* [MATERIAL]:
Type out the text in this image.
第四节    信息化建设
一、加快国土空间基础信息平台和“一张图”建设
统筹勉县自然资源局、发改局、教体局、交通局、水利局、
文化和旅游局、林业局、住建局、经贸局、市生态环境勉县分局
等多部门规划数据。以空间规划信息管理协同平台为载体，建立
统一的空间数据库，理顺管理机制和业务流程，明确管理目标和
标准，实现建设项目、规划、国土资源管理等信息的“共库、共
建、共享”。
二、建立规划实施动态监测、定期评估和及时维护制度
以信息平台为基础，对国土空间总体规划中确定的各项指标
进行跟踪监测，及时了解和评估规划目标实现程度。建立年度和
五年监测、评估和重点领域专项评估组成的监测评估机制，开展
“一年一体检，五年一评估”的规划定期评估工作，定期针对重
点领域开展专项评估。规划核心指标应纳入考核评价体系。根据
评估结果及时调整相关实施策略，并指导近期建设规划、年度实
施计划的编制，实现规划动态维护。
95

* [AIM]: Nothing in the listing may be changed; retype it all exactly.

* [WRITTEN RESPONSE]:
Type out the text in this image.
第四节    信息化建设
一、加快国土空间基础信息平台和“一张图”建设
统筹勉县自然资源局、发改局、教体局、交通局、水利局、
文化和旅游局、林业局、住建局、经贸局、市生态环境勉县分局
等多部门规划数据。以空间规划信息管理协同平台为载体，建立
统一的空间数据库，理顺管理机制和业务流程，明确管理目标和
标准，实现建设项目、规划、国土资源管理等信息的“共库、共
建、共享”。
二、建立规划实施动态监测、定期评估和及时维护制度
以信息平台为基础，对国土空间总体规划中确定的各项指标
进行跟踪监测，及时了解和评估规划目标实现程度。建立年度和
五年监测、评估和重点领域专项评估组成的监测评估机制，开展
“一年一体检，五年一评估”的规划定期评估工作，定期针对重
点领域开展专项评估。规划核心指标应纳入考核评价体系。根据
评估结果及时调整相关实施策略，并指导近期建设规划、年度实
施计划的编制，实现规划动态维护。
95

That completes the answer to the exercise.